--- Task data ---

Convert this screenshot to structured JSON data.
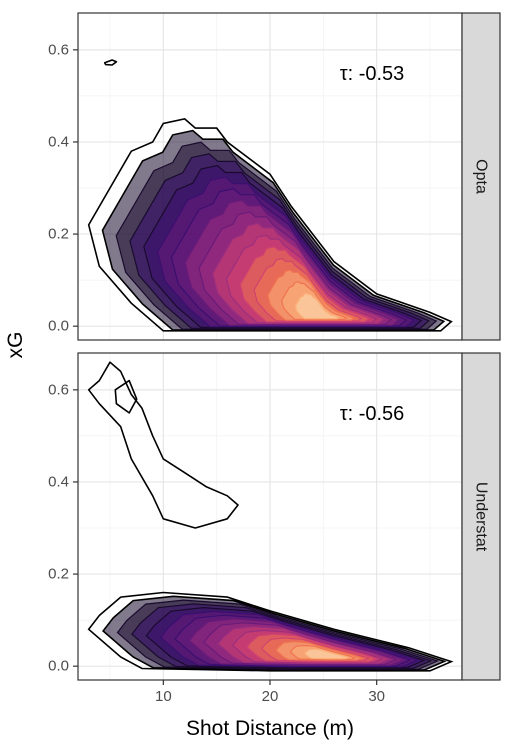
{
  "chart_data": {
    "type": "contour-density",
    "facet_variable": "source",
    "x_axis": {
      "label": "Shot Distance (m)",
      "range": [
        2,
        38
      ],
      "ticks": [
        10,
        20,
        30
      ],
      "tick_labels": [
        "10",
        "20",
        "30"
      ]
    },
    "y_axis": {
      "label": "xG",
      "range": [
        -0.03,
        0.68
      ],
      "ticks": [
        0.0,
        0.2,
        0.4,
        0.6
      ],
      "tick_labels": [
        "0.0",
        "0.2",
        "0.4",
        "0.6"
      ]
    },
    "grid": true,
    "theme": "bw",
    "color_palette": [
      "#1a0b2e",
      "#3b0f70",
      "#6a1b7a",
      "#9c2e7f",
      "#d1426f",
      "#f07451",
      "#fbb27a",
      "#fde2b8"
    ],
    "panels": [
      {
        "strip_label": "Opta",
        "annotation": "τ: -0.53",
        "density_peak": {
          "x": 25,
          "y": 0.02
        },
        "outer_contour": [
          [
            9,
            0.4
          ],
          [
            10,
            0.44
          ],
          [
            12,
            0.45
          ],
          [
            13,
            0.43
          ],
          [
            15,
            0.43
          ],
          [
            16,
            0.4
          ],
          [
            20,
            0.33
          ],
          [
            22,
            0.26
          ],
          [
            26,
            0.14
          ],
          [
            30,
            0.07
          ],
          [
            35,
            0.03
          ],
          [
            37,
            0.01
          ],
          [
            36,
            -0.01
          ],
          [
            25,
            -0.01
          ],
          [
            10,
            -0.01
          ],
          [
            7,
            0.05
          ],
          [
            4,
            0.13
          ],
          [
            3,
            0.22
          ],
          [
            5,
            0.3
          ],
          [
            7,
            0.38
          ]
        ],
        "isolated_contours": [
          [
            [
              4.5,
              0.572
            ],
            [
              5.2,
              0.578
            ],
            [
              5.6,
              0.574
            ],
            [
              5.2,
              0.567
            ],
            [
              4.6,
              0.568
            ]
          ]
        ]
      },
      {
        "strip_label": "Understat",
        "annotation": "τ: -0.56",
        "density_peak": {
          "x": 26,
          "y": 0.02
        },
        "outer_contour": [
          [
            4,
            0.11
          ],
          [
            6,
            0.15
          ],
          [
            10,
            0.16
          ],
          [
            16,
            0.15
          ],
          [
            20,
            0.12
          ],
          [
            26,
            0.08
          ],
          [
            33,
            0.04
          ],
          [
            37,
            0.01
          ],
          [
            35,
            -0.01
          ],
          [
            20,
            -0.01
          ],
          [
            8,
            -0.005
          ],
          [
            6,
            0.02
          ],
          [
            3,
            0.08
          ]
        ],
        "isolated_contours": [
          [
            [
              4,
              0.62
            ],
            [
              5,
              0.66
            ],
            [
              6,
              0.64
            ],
            [
              7,
              0.59
            ],
            [
              8,
              0.56
            ],
            [
              9,
              0.5
            ],
            [
              10,
              0.45
            ],
            [
              12,
              0.42
            ],
            [
              14,
              0.39
            ],
            [
              16,
              0.37
            ],
            [
              17,
              0.35
            ],
            [
              16,
              0.32
            ],
            [
              13,
              0.3
            ],
            [
              10,
              0.32
            ],
            [
              9,
              0.37
            ],
            [
              7,
              0.45
            ],
            [
              6,
              0.52
            ],
            [
              4,
              0.57
            ],
            [
              3,
              0.6
            ]
          ],
          [
            [
              5.5,
              0.6
            ],
            [
              6.8,
              0.62
            ],
            [
              7.5,
              0.58
            ],
            [
              6.8,
              0.55
            ],
            [
              5.6,
              0.57
            ]
          ]
        ]
      }
    ]
  }
}
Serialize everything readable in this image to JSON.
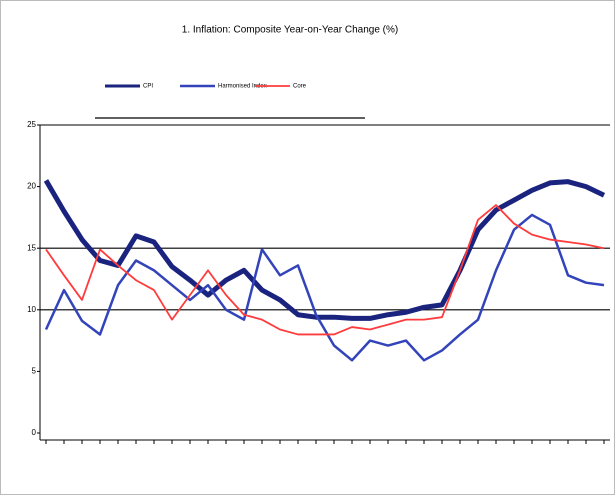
{
  "chart_data": {
    "type": "line",
    "title": "1. Inflation: Composite Year-on-Year Change (%)",
    "categories": [
      null,
      null,
      null,
      null,
      null,
      null,
      null,
      null,
      null,
      null,
      null,
      null,
      null,
      null,
      null,
      null,
      null,
      null,
      null,
      null,
      null,
      null,
      null,
      null,
      null,
      null,
      null,
      null,
      null,
      null,
      null,
      null
    ],
    "series": [
      {
        "name": "CPI",
        "color": "#1a237e",
        "width": 5,
        "values": [
          20.5,
          18.0,
          15.7,
          14.0,
          13.6,
          16.0,
          15.5,
          13.5,
          12.4,
          11.2,
          12.4,
          13.2,
          11.6,
          10.8,
          9.6,
          9.4,
          9.4,
          9.3,
          9.3,
          9.6,
          9.8,
          10.2,
          10.4,
          13.2,
          16.5,
          18.1,
          18.9,
          19.7,
          20.3,
          20.4,
          20.0,
          19.3
        ]
      },
      {
        "name": "Harmonised Index",
        "color": "#3344bb",
        "width": 2.5,
        "values": [
          8.4,
          11.6,
          9.1,
          8.0,
          12.0,
          14.0,
          13.2,
          12.0,
          10.8,
          12.0,
          10.0,
          9.2,
          14.9,
          12.8,
          13.6,
          9.6,
          7.1,
          5.9,
          7.5,
          7.1,
          7.5,
          5.9,
          6.7,
          8.0,
          9.2,
          13.2,
          16.5,
          17.7,
          16.9,
          12.8,
          12.2,
          12.0
        ]
      },
      {
        "name": "Core",
        "color": "#ff3b3b",
        "width": 1.8,
        "values": [
          14.9,
          12.8,
          10.8,
          14.9,
          13.6,
          12.4,
          11.6,
          9.2,
          11.2,
          13.2,
          11.2,
          9.6,
          9.2,
          8.4,
          8.0,
          8.0,
          8.0,
          8.6,
          8.4,
          8.8,
          9.2,
          9.2,
          9.4,
          13.2,
          17.3,
          18.5,
          17.0,
          16.1,
          15.7,
          15.5,
          15.3,
          15.0
        ]
      }
    ],
    "ylim": [
      0,
      25
    ],
    "yticks": [
      25,
      20,
      15,
      10,
      5,
      0
    ],
    "grid_lines": [
      15,
      10
    ]
  }
}
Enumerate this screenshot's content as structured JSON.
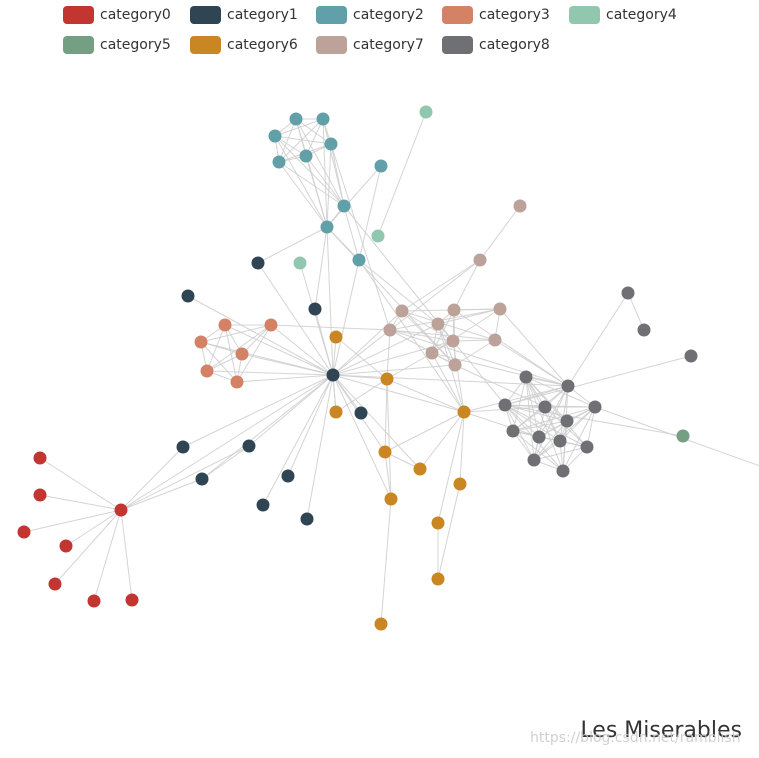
{
  "chart_data": {
    "type": "network",
    "title": "Les Miserables",
    "legend_placement": "top",
    "categories": [
      {
        "name": "category0",
        "color": "#c23531"
      },
      {
        "name": "category1",
        "color": "#2f4554"
      },
      {
        "name": "category2",
        "color": "#61a0a8"
      },
      {
        "name": "category3",
        "color": "#d48265"
      },
      {
        "name": "category4",
        "color": "#91c7ae"
      },
      {
        "name": "category5",
        "color": "#749f83"
      },
      {
        "name": "category6",
        "color": "#ca8622"
      },
      {
        "name": "category7",
        "color": "#bda29a"
      },
      {
        "name": "category8",
        "color": "#6e7074"
      }
    ],
    "edge_color": "#cccccc"
  },
  "watermark": "https://blog.csdn.net/ramblish"
}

---

* [The request] From the line with "Enumerate this screenshot's" down to the end of the entries, retype each line exactly as written, but drop the pictures.

* [Completed exercise]
Enumerate this screenshot's content as structured JSON.
{
  "chart_data": {
    "type": "network",
    "title": "Les Miserables",
    "legend_placement": "top",
    "categories": [
      {
        "name": "category0",
        "color": "#c23531"
      },
      {
        "name": "category1",
        "color": "#2f4554"
      },
      {
        "name": "category2",
        "color": "#61a0a8"
      },
      {
        "name": "category3",
        "color": "#d48265"
      },
      {
        "name": "category4",
        "color": "#91c7ae"
      },
      {
        "name": "category5",
        "color": "#749f83"
      },
      {
        "name": "category6",
        "color": "#ca8622"
      },
      {
        "name": "category7",
        "color": "#bda29a"
      },
      {
        "name": "category8",
        "color": "#6e7074"
      }
    ],
    "edge_color": "#cccccc"
  },
  "watermark": "https://blog.csdn.net/ramblish"
}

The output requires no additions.